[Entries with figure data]
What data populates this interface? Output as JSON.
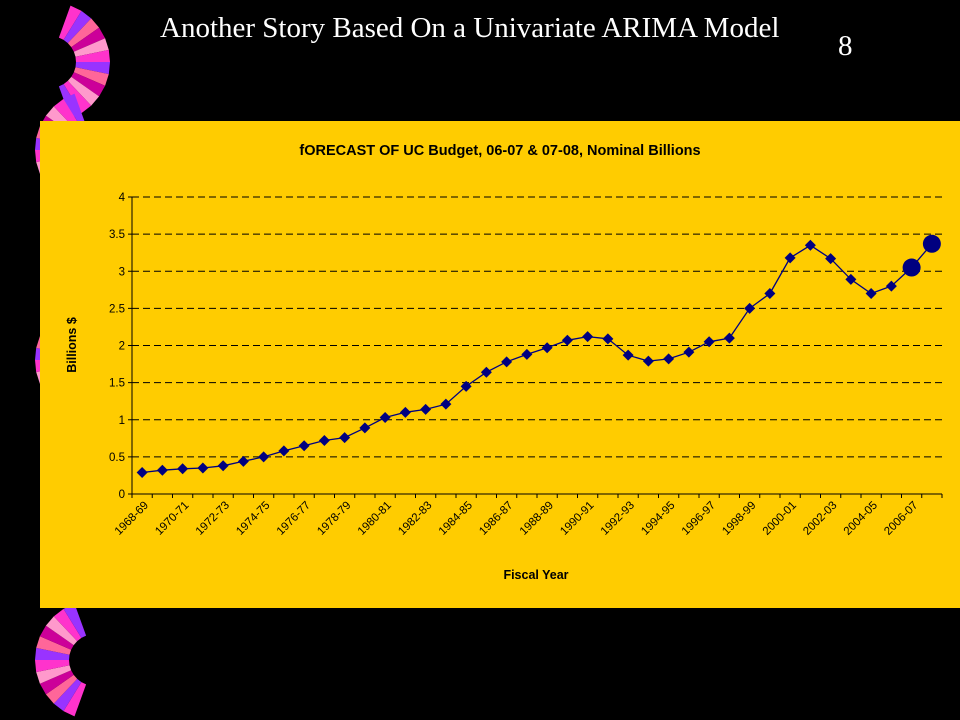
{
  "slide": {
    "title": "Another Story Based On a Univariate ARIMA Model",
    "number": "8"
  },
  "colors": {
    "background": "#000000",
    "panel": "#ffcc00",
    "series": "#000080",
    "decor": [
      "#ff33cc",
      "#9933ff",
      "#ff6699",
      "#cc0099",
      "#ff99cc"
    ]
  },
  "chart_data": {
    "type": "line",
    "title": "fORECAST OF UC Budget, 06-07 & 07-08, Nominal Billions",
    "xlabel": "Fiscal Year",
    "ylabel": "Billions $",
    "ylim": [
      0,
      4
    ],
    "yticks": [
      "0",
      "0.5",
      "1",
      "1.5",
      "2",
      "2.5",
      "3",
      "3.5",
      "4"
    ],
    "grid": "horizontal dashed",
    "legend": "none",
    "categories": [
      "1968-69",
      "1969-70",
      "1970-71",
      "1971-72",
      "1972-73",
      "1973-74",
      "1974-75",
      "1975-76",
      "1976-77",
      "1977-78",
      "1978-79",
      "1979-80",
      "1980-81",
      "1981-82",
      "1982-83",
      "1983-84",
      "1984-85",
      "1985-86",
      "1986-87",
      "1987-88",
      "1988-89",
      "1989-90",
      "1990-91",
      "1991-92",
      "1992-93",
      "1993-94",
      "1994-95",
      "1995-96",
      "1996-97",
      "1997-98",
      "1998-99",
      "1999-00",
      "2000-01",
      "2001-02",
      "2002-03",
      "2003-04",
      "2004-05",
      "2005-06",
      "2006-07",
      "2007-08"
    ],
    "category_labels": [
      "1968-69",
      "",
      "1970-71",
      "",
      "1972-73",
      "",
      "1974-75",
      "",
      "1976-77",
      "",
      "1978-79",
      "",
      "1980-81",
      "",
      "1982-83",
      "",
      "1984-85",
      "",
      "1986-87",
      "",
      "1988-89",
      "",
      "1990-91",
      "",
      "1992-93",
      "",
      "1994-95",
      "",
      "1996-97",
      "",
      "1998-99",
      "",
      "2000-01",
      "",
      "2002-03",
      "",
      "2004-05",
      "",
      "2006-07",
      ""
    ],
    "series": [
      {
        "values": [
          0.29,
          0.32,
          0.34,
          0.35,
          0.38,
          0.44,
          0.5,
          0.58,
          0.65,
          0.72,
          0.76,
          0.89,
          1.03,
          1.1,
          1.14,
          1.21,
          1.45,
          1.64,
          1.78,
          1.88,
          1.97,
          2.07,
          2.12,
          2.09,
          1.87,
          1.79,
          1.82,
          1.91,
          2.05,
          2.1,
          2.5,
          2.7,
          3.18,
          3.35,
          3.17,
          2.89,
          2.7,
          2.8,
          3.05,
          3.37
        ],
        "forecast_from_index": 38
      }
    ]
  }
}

---

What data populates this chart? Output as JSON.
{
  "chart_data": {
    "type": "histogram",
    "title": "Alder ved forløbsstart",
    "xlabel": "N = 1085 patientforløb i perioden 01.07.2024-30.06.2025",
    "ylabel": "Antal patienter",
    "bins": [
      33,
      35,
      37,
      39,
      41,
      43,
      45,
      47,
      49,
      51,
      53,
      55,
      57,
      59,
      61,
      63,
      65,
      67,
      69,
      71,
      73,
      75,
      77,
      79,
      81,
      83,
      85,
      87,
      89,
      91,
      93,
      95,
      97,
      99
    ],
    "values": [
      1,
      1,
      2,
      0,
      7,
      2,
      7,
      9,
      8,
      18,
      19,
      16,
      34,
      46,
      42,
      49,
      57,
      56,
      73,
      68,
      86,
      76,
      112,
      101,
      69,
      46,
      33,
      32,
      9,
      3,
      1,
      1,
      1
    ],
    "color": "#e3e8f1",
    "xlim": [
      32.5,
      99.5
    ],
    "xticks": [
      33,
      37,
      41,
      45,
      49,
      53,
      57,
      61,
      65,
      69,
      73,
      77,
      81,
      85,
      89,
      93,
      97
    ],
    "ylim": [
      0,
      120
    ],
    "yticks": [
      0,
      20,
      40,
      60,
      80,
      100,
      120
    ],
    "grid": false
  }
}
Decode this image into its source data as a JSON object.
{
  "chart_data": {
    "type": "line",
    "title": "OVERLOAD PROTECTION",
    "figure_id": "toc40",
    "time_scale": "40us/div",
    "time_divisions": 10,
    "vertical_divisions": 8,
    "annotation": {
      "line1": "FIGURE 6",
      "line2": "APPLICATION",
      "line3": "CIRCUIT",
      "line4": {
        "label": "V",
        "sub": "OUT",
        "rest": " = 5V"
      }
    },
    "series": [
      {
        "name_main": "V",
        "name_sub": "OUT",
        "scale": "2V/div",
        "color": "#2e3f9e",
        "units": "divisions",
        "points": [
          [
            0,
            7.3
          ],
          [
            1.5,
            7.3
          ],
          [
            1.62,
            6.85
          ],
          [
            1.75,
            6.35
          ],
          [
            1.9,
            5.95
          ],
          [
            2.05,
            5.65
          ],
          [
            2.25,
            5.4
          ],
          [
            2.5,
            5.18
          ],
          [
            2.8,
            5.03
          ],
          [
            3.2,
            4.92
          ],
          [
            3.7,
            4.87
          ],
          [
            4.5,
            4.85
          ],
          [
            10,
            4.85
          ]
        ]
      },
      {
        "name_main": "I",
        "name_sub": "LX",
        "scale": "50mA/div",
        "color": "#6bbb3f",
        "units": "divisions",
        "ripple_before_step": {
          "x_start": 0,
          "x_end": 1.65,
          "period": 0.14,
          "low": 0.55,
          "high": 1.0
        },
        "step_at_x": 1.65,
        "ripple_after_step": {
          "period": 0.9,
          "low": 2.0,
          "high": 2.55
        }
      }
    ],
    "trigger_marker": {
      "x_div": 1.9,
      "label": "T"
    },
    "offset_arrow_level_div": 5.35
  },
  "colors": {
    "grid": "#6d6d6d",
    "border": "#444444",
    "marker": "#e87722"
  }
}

# EXERCISE REQUIREMENTS:
Only lines holding the string "ylabel" are wanted; gather each one from the entries above.

# FINISHED TASK:
    "ylabel": "Billions $",
    "ylabel": "Antal patienter",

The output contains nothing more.